> **The exercise**
Every record below should be printed exactly as it appears.

> **Provided entries**
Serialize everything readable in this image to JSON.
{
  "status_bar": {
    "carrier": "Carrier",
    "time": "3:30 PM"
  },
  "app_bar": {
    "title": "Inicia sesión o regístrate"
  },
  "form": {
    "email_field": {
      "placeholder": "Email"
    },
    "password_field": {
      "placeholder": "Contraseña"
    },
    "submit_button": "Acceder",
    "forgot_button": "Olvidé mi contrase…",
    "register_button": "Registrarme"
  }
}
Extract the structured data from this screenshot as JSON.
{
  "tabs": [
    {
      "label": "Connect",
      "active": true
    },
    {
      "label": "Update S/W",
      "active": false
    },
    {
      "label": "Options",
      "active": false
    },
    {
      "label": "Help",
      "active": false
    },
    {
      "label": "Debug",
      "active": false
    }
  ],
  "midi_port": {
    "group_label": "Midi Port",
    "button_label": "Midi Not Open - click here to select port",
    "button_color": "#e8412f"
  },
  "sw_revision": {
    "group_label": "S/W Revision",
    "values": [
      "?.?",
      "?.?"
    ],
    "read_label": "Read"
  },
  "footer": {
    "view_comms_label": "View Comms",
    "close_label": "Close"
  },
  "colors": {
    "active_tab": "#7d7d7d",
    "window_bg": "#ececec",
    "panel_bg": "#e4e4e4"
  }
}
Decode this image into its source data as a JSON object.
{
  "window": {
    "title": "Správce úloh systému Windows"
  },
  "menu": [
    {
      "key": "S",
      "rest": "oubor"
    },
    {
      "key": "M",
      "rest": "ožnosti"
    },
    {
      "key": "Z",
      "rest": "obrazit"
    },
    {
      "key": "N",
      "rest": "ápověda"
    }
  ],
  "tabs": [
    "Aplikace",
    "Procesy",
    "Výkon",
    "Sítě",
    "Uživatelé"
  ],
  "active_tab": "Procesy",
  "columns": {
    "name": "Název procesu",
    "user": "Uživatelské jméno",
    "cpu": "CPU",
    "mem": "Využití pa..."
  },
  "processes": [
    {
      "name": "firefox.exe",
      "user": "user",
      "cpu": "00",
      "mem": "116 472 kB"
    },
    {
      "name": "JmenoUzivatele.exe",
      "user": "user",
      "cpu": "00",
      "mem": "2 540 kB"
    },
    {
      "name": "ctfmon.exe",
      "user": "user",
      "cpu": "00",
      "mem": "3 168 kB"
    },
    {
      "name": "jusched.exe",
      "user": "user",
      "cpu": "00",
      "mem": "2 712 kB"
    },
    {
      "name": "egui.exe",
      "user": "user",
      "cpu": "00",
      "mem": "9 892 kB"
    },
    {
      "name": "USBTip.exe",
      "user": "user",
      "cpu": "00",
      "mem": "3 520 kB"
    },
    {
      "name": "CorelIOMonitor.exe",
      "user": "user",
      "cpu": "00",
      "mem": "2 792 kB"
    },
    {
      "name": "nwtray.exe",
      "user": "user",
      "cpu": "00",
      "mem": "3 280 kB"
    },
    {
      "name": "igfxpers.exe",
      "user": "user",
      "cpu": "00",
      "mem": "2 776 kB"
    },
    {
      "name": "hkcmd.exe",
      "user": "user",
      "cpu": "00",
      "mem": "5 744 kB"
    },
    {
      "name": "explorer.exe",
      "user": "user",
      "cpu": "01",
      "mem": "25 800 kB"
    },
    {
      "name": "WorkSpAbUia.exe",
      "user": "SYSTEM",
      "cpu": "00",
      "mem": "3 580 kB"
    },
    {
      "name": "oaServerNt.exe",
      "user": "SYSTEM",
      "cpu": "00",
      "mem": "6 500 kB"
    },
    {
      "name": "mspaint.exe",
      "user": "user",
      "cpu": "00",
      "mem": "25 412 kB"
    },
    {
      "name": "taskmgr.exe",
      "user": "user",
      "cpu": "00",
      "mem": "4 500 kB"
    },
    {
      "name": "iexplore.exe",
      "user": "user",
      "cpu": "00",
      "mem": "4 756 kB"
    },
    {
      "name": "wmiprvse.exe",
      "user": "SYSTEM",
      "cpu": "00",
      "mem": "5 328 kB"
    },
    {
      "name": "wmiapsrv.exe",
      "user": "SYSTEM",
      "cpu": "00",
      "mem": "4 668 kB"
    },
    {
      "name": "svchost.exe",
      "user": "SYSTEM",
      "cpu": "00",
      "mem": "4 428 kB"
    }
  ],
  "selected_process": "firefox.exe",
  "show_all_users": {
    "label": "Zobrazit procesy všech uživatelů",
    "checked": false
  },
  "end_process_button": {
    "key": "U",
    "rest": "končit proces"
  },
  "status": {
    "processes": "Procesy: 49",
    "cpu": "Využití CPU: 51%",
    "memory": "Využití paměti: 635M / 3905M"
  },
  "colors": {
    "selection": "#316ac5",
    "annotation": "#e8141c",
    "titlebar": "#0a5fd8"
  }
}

> **Output of the task**
Serialize everything readable in this image to JSON.
{
  "status_bar": {
    "carrier": "Carrier",
    "time": "3:30 PM"
  },
  "app_bar": {
    "title": "Inicia sesión o regístrate"
  },
  "form": {
    "email_field": {
      "placeholder": "Email"
    },
    "password_field": {
      "placeholder": "Contraseña"
    },
    "submit_button": "Acceder",
    "forgot_button": "Olvidé mi contrase…",
    "register_button": "Registrarme"
  }
}
Extract the structured data from this screenshot as JSON.
{
  "tabs": [
    {
      "label": "Connect",
      "active": true
    },
    {
      "label": "Update S/W",
      "active": false
    },
    {
      "label": "Options",
      "active": false
    },
    {
      "label": "Help",
      "active": false
    },
    {
      "label": "Debug",
      "active": false
    }
  ],
  "midi_port": {
    "group_label": "Midi Port",
    "button_label": "Midi Not Open - click here to select port",
    "button_color": "#e8412f"
  },
  "sw_revision": {
    "group_label": "S/W Revision",
    "values": [
      "?.?",
      "?.?"
    ],
    "read_label": "Read"
  },
  "footer": {
    "view_comms_label": "View Comms",
    "close_label": "Close"
  },
  "colors": {
    "active_tab": "#7d7d7d",
    "window_bg": "#ececec",
    "panel_bg": "#e4e4e4"
  }
}
Decode this image into its source data as a JSON object.
{
  "window": {
    "title": "Správce úloh systému Windows"
  },
  "menu": [
    {
      "key": "S",
      "rest": "oubor"
    },
    {
      "key": "M",
      "rest": "ožnosti"
    },
    {
      "key": "Z",
      "rest": "obrazit"
    },
    {
      "key": "N",
      "rest": "ápověda"
    }
  ],
  "tabs": [
    "Aplikace",
    "Procesy",
    "Výkon",
    "Sítě",
    "Uživatelé"
  ],
  "active_tab": "Procesy",
  "columns": {
    "name": "Název procesu",
    "user": "Uživatelské jméno",
    "cpu": "CPU",
    "mem": "Využití pa..."
  },
  "processes": [
    {
      "name": "firefox.exe",
      "user": "user",
      "cpu": "00",
      "mem": "116 472 kB"
    },
    {
      "name": "JmenoUzivatele.exe",
      "user": "user",
      "cpu": "00",
      "mem": "2 540 kB"
    },
    {
      "name": "ctfmon.exe",
      "user": "user",
      "cpu": "00",
      "mem": "3 168 kB"
    },
    {
      "name": "jusched.exe",
      "user": "user",
      "cpu": "00",
      "mem": "2 712 kB"
    },
    {
      "name": "egui.exe",
      "user": "user",
      "cpu": "00",
      "mem": "9 892 kB"
    },
    {
      "name": "USBTip.exe",
      "user": "user",
      "cpu": "00",
      "mem": "3 520 kB"
    },
    {
      "name": "CorelIOMonitor.exe",
      "user": "user",
      "cpu": "00",
      "mem": "2 792 kB"
    },
    {
      "name": "nwtray.exe",
      "user": "user",
      "cpu": "00",
      "mem": "3 280 kB"
    },
    {
      "name": "igfxpers.exe",
      "user": "user",
      "cpu": "00",
      "mem": "2 776 kB"
    },
    {
      "name": "hkcmd.exe",
      "user": "user",
      "cpu": "00",
      "mem": "5 744 kB"
    },
    {
      "name": "explorer.exe",
      "user": "user",
      "cpu": "01",
      "mem": "25 800 kB"
    },
    {
      "name": "WorkSpAbUia.exe",
      "user": "SYSTEM",
      "cpu": "00",
      "mem": "3 580 kB"
    },
    {
      "name": "oaServerNt.exe",
      "user": "SYSTEM",
      "cpu": "00",
      "mem": "6 500 kB"
    },
    {
      "name": "mspaint.exe",
      "user": "user",
      "cpu": "00",
      "mem": "25 412 kB"
    },
    {
      "name": "taskmgr.exe",
      "user": "user",
      "cpu": "00",
      "mem": "4 500 kB"
    },
    {
      "name": "iexplore.exe",
      "user": "user",
      "cpu": "00",
      "mem": "4 756 kB"
    },
    {
      "name": "wmiprvse.exe",
      "user": "SYSTEM",
      "cpu": "00",
      "mem": "5 328 kB"
    },
    {
      "name": "wmiapsrv.exe",
      "user": "SYSTEM",
      "cpu": "00",
      "mem": "4 668 kB"
    },
    {
      "name": "svchost.exe",
      "user": "SYSTEM",
      "cpu": "00",
      "mem": "4 428 kB"
    }
  ],
  "selected_process": "firefox.exe",
  "show_all_users": {
    "label": "Zobrazit procesy všech uživatelů",
    "checked": false
  },
  "end_process_button": {
    "key": "U",
    "rest": "končit proces"
  },
  "status": {
    "processes": "Procesy: 49",
    "cpu": "Využití CPU: 51%",
    "memory": "Využití paměti: 635M / 3905M"
  },
  "colors": {
    "selection": "#316ac5",
    "annotation": "#e8141c",
    "titlebar": "#0a5fd8"
  }
}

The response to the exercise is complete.